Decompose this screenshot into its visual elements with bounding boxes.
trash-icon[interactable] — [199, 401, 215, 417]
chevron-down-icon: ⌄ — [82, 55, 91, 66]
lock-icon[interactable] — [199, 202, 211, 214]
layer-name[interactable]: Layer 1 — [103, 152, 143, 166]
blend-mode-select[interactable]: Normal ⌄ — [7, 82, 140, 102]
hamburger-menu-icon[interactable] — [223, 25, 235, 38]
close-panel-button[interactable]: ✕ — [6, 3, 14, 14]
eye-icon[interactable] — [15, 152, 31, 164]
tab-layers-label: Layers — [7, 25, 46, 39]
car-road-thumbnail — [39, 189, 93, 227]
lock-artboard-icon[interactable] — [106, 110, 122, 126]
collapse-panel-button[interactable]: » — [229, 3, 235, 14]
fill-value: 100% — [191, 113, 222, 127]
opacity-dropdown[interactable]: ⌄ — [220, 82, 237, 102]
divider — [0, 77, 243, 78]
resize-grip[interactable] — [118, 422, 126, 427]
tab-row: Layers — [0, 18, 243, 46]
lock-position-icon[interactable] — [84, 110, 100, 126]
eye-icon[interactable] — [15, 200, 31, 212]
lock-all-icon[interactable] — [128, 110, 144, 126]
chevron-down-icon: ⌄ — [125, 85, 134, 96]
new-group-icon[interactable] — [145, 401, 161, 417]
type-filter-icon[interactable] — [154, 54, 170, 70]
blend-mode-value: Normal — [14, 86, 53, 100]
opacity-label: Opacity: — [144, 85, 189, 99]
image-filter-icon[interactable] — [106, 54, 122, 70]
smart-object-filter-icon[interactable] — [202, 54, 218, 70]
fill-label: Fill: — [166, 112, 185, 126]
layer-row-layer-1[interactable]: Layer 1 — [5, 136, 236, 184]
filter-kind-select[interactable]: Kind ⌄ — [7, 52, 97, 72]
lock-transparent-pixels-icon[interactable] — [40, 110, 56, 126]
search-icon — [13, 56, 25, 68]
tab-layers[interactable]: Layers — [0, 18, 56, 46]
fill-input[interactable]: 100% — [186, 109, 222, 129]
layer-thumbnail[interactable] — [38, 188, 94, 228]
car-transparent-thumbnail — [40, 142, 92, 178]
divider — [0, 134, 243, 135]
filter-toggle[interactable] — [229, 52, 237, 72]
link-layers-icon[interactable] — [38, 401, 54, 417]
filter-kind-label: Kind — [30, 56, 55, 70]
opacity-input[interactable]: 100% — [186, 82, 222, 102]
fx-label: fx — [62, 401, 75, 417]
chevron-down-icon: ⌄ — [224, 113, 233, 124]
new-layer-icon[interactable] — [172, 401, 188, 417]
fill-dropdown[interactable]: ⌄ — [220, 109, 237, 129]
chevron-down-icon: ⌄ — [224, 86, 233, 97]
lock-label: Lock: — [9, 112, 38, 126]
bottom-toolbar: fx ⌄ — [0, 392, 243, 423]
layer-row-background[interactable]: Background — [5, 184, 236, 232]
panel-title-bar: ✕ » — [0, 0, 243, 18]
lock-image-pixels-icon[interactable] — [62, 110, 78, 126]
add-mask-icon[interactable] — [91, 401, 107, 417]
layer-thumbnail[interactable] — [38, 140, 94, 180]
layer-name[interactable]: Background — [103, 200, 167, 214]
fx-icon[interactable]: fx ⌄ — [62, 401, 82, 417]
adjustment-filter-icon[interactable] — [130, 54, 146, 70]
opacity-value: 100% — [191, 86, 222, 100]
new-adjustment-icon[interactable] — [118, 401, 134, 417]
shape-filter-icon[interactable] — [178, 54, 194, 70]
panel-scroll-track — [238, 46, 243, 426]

══════════

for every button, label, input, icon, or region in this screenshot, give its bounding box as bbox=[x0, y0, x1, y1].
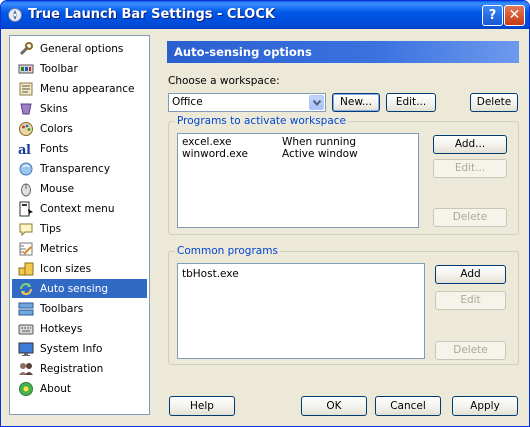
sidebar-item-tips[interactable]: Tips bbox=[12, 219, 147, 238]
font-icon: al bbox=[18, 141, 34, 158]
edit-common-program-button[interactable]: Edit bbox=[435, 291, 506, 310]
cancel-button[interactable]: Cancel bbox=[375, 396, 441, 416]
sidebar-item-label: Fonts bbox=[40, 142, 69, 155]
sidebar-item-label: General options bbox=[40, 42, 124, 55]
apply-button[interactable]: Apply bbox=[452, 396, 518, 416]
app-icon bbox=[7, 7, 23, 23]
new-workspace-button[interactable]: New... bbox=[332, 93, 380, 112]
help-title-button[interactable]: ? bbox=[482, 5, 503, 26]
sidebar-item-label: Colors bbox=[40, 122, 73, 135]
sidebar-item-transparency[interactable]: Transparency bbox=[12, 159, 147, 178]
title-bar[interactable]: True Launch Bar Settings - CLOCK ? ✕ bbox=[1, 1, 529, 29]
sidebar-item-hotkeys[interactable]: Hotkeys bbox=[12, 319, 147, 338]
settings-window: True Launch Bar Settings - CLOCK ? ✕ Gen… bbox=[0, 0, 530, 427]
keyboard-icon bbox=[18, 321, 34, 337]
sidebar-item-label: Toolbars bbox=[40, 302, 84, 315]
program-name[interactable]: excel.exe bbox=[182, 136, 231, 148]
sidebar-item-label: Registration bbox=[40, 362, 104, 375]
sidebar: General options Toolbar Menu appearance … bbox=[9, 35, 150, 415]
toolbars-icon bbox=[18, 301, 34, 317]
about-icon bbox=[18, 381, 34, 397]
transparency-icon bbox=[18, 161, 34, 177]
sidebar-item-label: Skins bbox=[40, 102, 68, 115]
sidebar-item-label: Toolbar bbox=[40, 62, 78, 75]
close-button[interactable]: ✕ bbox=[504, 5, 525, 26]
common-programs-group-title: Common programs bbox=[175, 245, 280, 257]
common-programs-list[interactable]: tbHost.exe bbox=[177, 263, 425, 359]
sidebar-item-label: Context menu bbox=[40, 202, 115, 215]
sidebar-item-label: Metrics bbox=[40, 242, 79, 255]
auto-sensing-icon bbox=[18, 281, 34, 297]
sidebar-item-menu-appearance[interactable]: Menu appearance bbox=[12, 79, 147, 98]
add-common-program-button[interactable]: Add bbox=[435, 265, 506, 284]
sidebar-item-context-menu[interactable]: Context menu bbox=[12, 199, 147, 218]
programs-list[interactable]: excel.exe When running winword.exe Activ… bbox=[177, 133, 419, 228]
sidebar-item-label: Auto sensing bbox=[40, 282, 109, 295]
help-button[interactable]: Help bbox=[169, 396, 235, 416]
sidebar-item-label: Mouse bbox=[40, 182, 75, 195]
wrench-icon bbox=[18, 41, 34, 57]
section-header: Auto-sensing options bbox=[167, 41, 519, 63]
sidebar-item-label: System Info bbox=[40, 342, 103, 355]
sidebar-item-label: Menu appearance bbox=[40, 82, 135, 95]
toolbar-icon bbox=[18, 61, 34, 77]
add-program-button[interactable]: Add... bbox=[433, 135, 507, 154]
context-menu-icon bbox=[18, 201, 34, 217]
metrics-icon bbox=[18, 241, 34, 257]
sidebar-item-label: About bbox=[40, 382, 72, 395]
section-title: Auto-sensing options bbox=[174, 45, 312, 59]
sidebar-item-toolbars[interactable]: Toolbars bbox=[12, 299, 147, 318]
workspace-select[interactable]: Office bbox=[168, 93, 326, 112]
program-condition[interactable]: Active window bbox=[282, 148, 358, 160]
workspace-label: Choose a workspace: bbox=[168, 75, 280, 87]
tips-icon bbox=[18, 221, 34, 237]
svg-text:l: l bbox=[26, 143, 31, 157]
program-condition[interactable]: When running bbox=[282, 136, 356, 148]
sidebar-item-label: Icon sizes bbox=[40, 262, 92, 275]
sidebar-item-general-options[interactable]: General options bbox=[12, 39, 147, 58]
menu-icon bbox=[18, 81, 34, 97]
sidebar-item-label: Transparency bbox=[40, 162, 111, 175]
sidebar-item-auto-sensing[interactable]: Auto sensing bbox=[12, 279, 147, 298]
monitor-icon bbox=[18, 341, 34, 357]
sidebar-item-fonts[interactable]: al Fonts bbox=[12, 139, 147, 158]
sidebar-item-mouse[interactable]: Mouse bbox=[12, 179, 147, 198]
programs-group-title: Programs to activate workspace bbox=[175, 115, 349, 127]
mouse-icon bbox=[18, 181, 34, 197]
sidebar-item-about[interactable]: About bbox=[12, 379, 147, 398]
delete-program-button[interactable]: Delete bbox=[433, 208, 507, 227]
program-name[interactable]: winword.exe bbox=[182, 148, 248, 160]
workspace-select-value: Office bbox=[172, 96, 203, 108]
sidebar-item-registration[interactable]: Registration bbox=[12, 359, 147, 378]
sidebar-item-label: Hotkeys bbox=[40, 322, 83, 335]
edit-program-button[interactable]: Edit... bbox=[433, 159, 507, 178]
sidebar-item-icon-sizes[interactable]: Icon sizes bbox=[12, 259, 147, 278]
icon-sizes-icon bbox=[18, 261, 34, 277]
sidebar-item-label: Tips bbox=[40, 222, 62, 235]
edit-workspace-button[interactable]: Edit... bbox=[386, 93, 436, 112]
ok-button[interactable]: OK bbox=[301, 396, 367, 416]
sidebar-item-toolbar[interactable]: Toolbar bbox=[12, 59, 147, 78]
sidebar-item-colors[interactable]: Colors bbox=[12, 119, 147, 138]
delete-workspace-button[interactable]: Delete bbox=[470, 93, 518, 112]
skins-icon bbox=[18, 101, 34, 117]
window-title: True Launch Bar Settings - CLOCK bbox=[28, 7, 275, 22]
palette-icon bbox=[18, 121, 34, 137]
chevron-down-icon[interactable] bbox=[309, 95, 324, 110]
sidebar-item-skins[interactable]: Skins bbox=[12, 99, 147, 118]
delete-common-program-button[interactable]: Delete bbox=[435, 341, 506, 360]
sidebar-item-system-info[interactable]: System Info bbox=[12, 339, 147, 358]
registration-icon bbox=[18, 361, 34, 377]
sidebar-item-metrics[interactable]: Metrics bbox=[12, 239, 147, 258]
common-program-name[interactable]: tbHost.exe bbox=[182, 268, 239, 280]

══════════

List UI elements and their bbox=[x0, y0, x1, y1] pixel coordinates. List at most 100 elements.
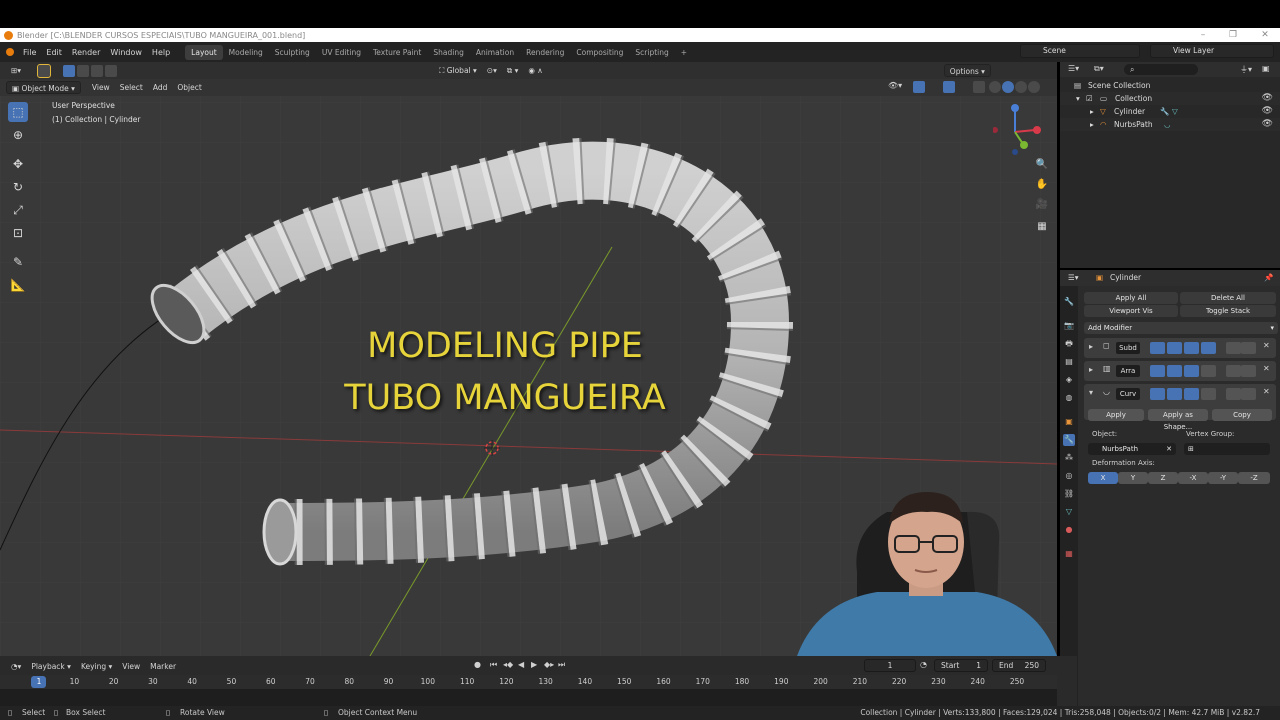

══════════

Directive →
Update the lines starting at the one that contains "Decompose this screenshot" and ending at the one that contains "eye-icon[interactable] — [15, 200, 31, 212]" by replacing "eye-icon" with "visibility-icon" and leaving everything else unchanged.

Written answer →
Decompose this screenshot into its visual elements with bounding boxes.
trash-icon[interactable] — [199, 401, 215, 417]
chevron-down-icon: ⌄ — [82, 55, 91, 66]
lock-icon[interactable] — [199, 202, 211, 214]
layer-name[interactable]: Layer 1 — [103, 152, 143, 166]
blend-mode-select[interactable]: Normal ⌄ — [7, 82, 140, 102]
hamburger-menu-icon[interactable] — [223, 25, 235, 38]
close-panel-button[interactable]: ✕ — [6, 3, 14, 14]
visibility-icon[interactable] — [15, 152, 31, 164]
tab-layers-label: Layers — [7, 25, 46, 39]
car-road-thumbnail — [39, 189, 93, 227]
lock-artboard-icon[interactable] — [106, 110, 122, 126]
collapse-panel-button[interactable]: » — [229, 3, 235, 14]
fill-value: 100% — [191, 113, 222, 127]
opacity-dropdown[interactable]: ⌄ — [220, 82, 237, 102]
divider — [0, 77, 243, 78]
resize-grip[interactable] — [118, 422, 126, 427]
tab-row: Layers — [0, 18, 243, 46]
lock-position-icon[interactable] — [84, 110, 100, 126]
visibility-icon[interactable] — [15, 200, 31, 212]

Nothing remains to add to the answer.